-- START --

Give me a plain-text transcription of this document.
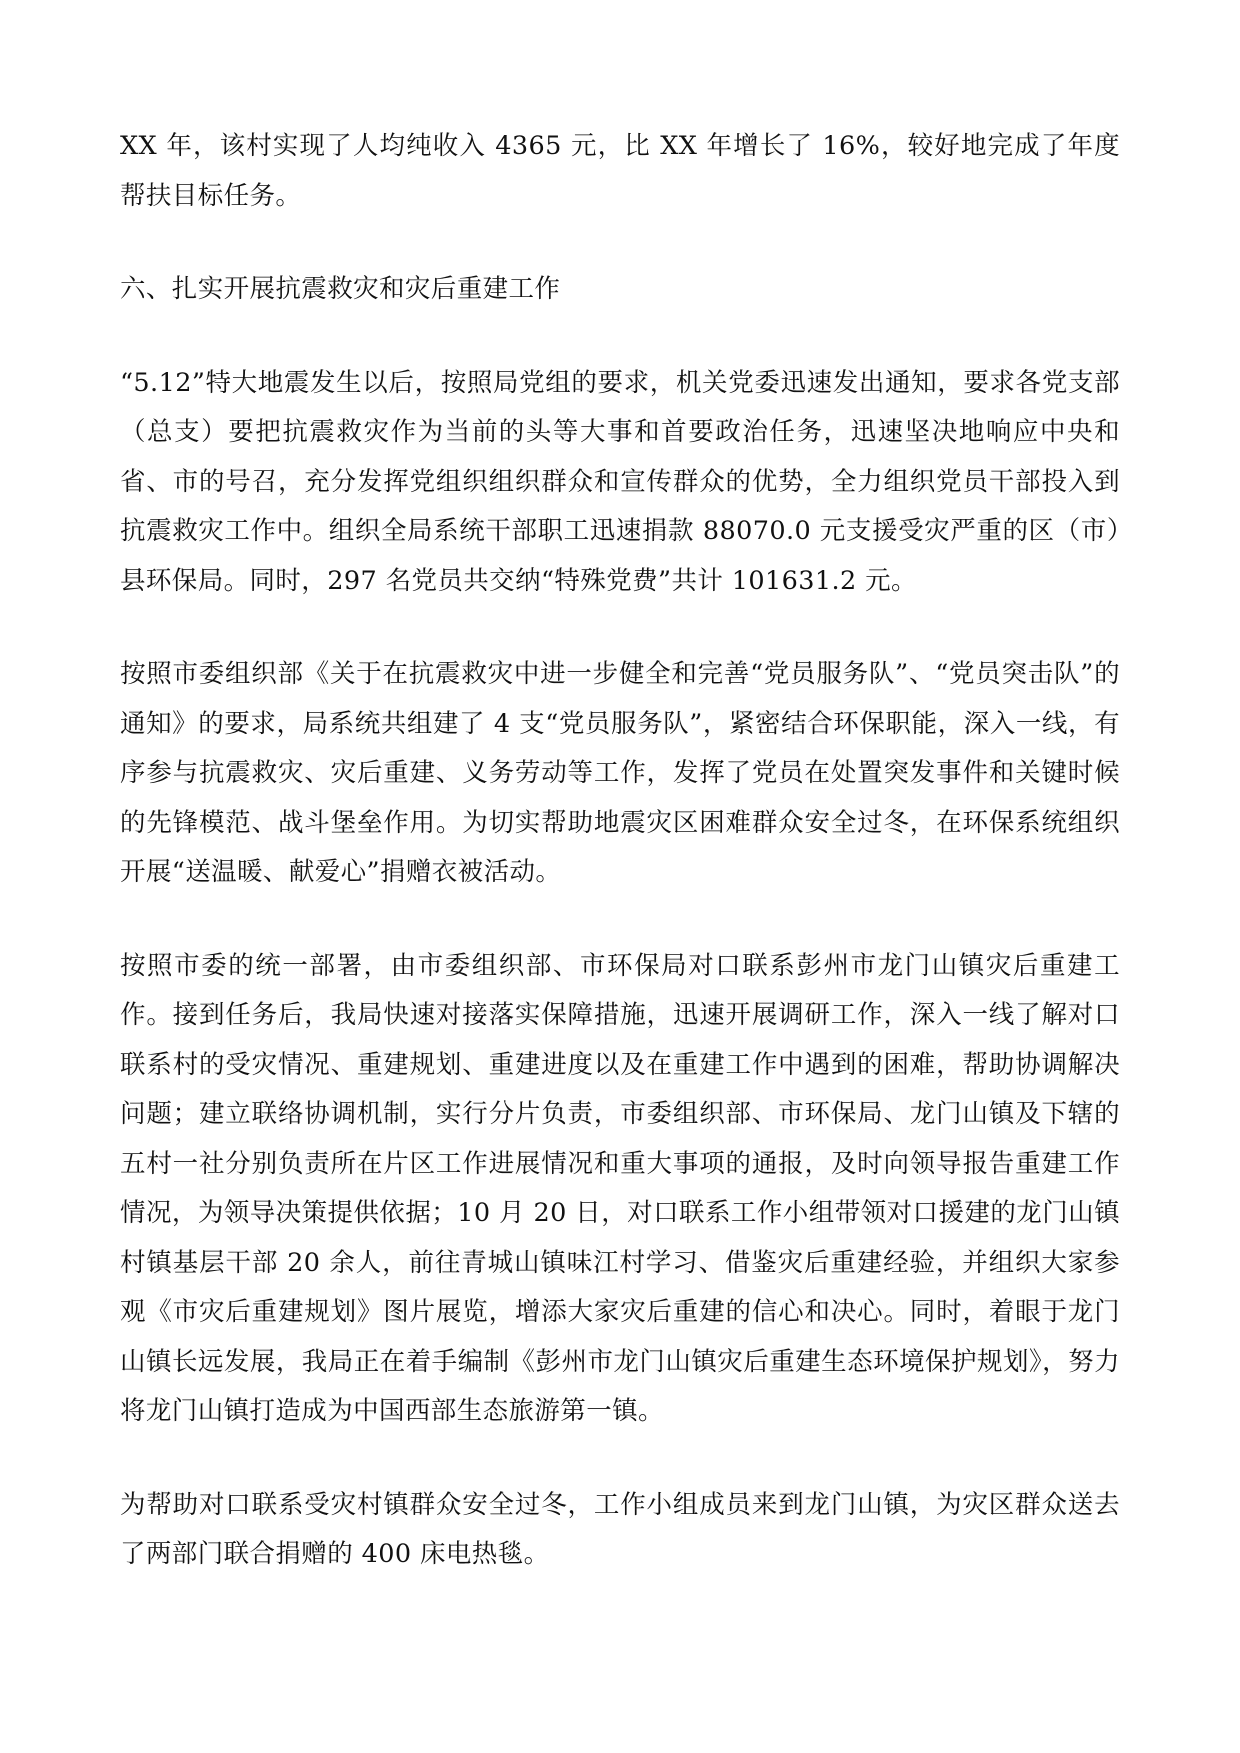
XX 年，该村实现了人均纯收入 4365 元，比 XX 年增长了 16%，较好地完成了年度帮扶目标任务。

六、扎实开展抗震救灾和灾后重建工作

“5.12”特大地震发生以后，按照局党组的要求，机关党委迅速发出通知，要求各党支部（总支）要把抗震救灾作为当前的头等大事和首要政治任务，迅速坚决地响应中央和省、市的号召，充分发挥党组织组织群众和宣传群众的优势，全力组织党员干部投入到抗震救灾工作中。组织全局系统干部职工迅速捐款 88070.0 元支援受灾严重的区（市）县环保局。同时，297 名党员共交纳“特殊党费”共计 101631.2 元。

按照市委组织部《关于在抗震救灾中进一步健全和完善“党员服务队”、“党员突击队”的通知》的要求，局系统共组建了 4 支“党员服务队”，紧密结合环保职能，深入一线，有序参与抗震救灾、灾后重建、义务劳动等工作，发挥了党员在处置突发事件和关键时候的先锋模范、战斗堡垒作用。为切实帮助地震灾区困难群众安全过冬，在环保系统组织开展“送温暖、献爱心”捐赠衣被活动。

按照市委的统一部署，由市委组织部、市环保局对口联系彭州市龙门山镇灾后重建工作。接到任务后，我局快速对接落实保障措施，迅速开展调研工作，深入一线了解对口联系村的受灾情况、重建规划、重建进度以及在重建工作中遇到的困难，帮助协调解决问题；建立联络协调机制，实行分片负责，市委组织部、市环保局、龙门山镇及下辖的五村一社分别负责所在片区工作进展情况和重大事项的通报，及时向领导报告重建工作情况，为领导决策提供依据；10 月 20 日，对口联系工作小组带领对口援建的龙门山镇村镇基层干部 20 余人，前往青城山镇味江村学习、借鉴灾后重建经验，并组织大家参观《市灾后重建规划》图片展览，增添大家灾后重建的信心和决心。同时，着眼于龙门山镇长远发展，我局正在着手编制《彭州市龙门山镇灾后重建生态环境保护规划》，努力将龙门山镇打造成为中国西部生态旅游第一镇。

为帮助对口联系受灾村镇群众安全过冬，工作小组成员来到龙门山镇，为灾区群众送去了两部门联合捐赠的 400 床电热毯。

-- END --

THE REQUEST ▸ Reproduce the full material exactly, excluding the pictures.

RESPONSE ▸
Give me a plain-text transcription of this document.
XX 年，该村实现了人均纯收入 4365 元，比 XX 年增长了 16%，较好地完成了年度帮扶目标任务。

六、扎实开展抗震救灾和灾后重建工作

“5.12”特大地震发生以后，按照局党组的要求，机关党委迅速发出通知，要求各党支部（总支）要把抗震救灾作为当前的头等大事和首要政治任务，迅速坚决地响应中央和省、市的号召，充分发挥党组织组织群众和宣传群众的优势，全力组织党员干部投入到抗震救灾工作中。组织全局系统干部职工迅速捐款 88070.0 元支援受灾严重的区（市）县环保局。同时，297 名党员共交纳“特殊党费”共计 101631.2 元。

按照市委组织部《关于在抗震救灾中进一步健全和完善“党员服务队”、“党员突击队”的通知》的要求，局系统共组建了 4 支“党员服务队”，紧密结合环保职能，深入一线，有序参与抗震救灾、灾后重建、义务劳动等工作，发挥了党员在处置突发事件和关键时候的先锋模范、战斗堡垒作用。为切实帮助地震灾区困难群众安全过冬，在环保系统组织开展“送温暖、献爱心”捐赠衣被活动。

按照市委的统一部署，由市委组织部、市环保局对口联系彭州市龙门山镇灾后重建工作。接到任务后，我局快速对接落实保障措施，迅速开展调研工作，深入一线了解对口联系村的受灾情况、重建规划、重建进度以及在重建工作中遇到的困难，帮助协调解决问题；建立联络协调机制，实行分片负责，市委组织部、市环保局、龙门山镇及下辖的五村一社分别负责所在片区工作进展情况和重大事项的通报，及时向领导报告重建工作情况，为领导决策提供依据；10 月 20 日，对口联系工作小组带领对口援建的龙门山镇村镇基层干部 20 余人，前往青城山镇味江村学习、借鉴灾后重建经验，并组织大家参观《市灾后重建规划》图片展览，增添大家灾后重建的信心和决心。同时，着眼于龙门山镇长远发展，我局正在着手编制《彭州市龙门山镇灾后重建生态环境保护规划》，努力将龙门山镇打造成为中国西部生态旅游第一镇。

为帮助对口联系受灾村镇群众安全过冬，工作小组成员来到龙门山镇，为灾区群众送去了两部门联合捐赠的 400 床电热毯。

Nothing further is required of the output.